* Task statement: Reproduce the listing word for word, leaving every picture behind.

#####

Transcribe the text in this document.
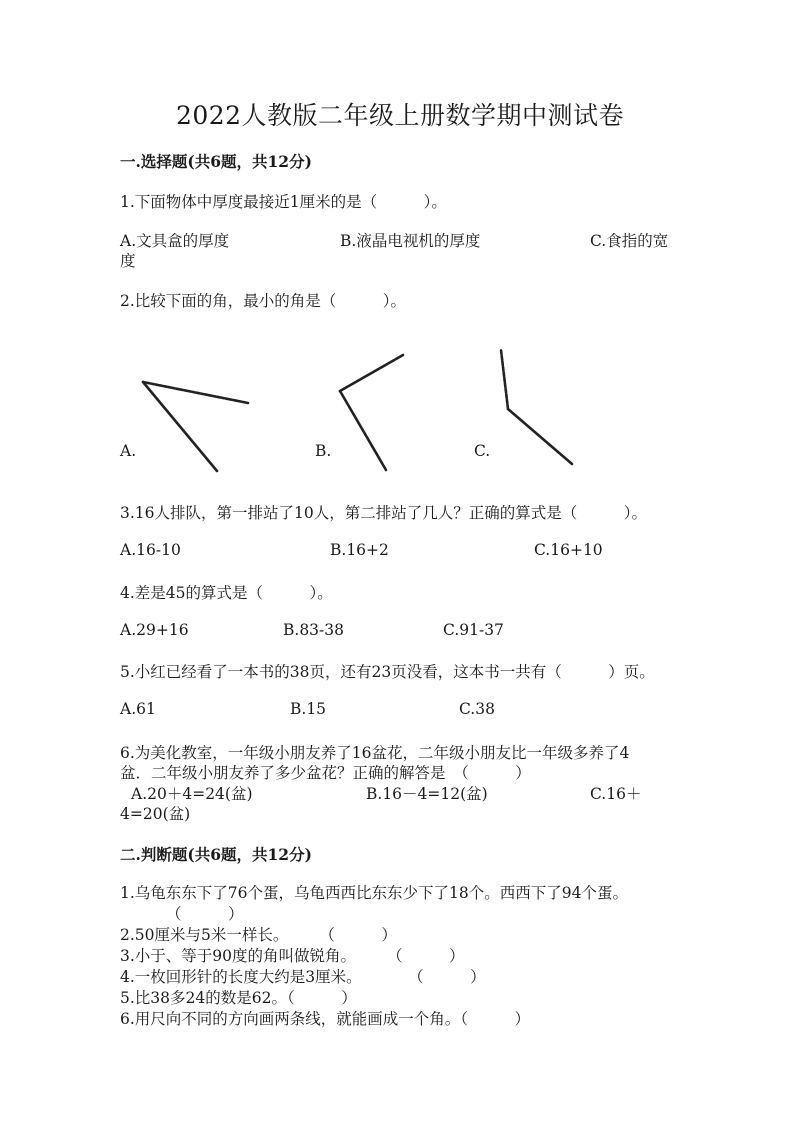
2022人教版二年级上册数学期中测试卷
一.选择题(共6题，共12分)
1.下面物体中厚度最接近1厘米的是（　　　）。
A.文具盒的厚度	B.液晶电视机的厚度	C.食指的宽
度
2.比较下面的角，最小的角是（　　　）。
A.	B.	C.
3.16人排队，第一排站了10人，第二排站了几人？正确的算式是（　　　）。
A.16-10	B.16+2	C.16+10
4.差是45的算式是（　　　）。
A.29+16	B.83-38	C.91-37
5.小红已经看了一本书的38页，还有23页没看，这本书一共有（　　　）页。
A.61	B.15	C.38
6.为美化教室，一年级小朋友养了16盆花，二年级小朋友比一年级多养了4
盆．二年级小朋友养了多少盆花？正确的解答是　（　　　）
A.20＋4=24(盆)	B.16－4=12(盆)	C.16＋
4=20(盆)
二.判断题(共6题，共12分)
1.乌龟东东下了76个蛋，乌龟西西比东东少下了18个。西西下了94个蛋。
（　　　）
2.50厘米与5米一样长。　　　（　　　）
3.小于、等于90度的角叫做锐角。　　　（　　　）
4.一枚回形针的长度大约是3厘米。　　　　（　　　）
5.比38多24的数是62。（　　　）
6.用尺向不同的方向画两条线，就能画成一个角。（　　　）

#####

* Output of the exercise:
Transcribe the text in this document.
2022人教版二年级上册数学期中测试卷
一.选择题(共6题，共12分)
1.下面物体中厚度最接近1厘米的是（　　　）。
A.文具盒的厚度	B.液晶电视机的厚度	C.食指的宽
度
2.比较下面的角，最小的角是（　　　）。
A.	B.	C.
3.16人排队，第一排站了10人，第二排站了几人？正确的算式是（　　　）。
A.16-10	B.16+2	C.16+10
4.差是45的算式是（　　　）。
A.29+16	B.83-38	C.91-37
5.小红已经看了一本书的38页，还有23页没看，这本书一共有（　　　）页。
A.61	B.15	C.38
6.为美化教室，一年级小朋友养了16盆花，二年级小朋友比一年级多养了4
盆．二年级小朋友养了多少盆花？正确的解答是　（　　　）
A.20＋4=24(盆)	B.16－4=12(盆)	C.16＋
4=20(盆)
二.判断题(共6题，共12分)
1.乌龟东东下了76个蛋，乌龟西西比东东少下了18个。西西下了94个蛋。
（　　　）
2.50厘米与5米一样长。　　　（　　　）
3.小于、等于90度的角叫做锐角。　　　（　　　）
4.一枚回形针的长度大约是3厘米。　　　　（　　　）
5.比38多24的数是62。（　　　）
6.用尺向不同的方向画两条线，就能画成一个角。（　　　）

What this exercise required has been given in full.